**Goal:** Copy every line of the records below that holds the word "Empire".

++++

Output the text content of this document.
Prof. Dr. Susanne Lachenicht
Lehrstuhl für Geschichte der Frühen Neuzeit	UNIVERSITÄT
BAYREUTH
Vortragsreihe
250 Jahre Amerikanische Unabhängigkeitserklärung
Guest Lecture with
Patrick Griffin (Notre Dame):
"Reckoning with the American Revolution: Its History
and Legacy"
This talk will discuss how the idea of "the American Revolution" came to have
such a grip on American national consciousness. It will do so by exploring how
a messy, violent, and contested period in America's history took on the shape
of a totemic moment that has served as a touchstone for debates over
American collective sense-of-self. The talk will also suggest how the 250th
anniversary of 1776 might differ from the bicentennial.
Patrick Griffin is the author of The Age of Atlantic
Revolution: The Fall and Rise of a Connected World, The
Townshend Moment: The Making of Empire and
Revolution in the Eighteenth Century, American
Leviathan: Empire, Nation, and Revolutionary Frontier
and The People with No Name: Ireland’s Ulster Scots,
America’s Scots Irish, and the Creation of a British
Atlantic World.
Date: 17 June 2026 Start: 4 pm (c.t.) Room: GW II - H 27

++++

**The completed task:**
Townshend Moment: The Making of Empire and
Leviathan: Empire, Nation, and Revolutionary Frontier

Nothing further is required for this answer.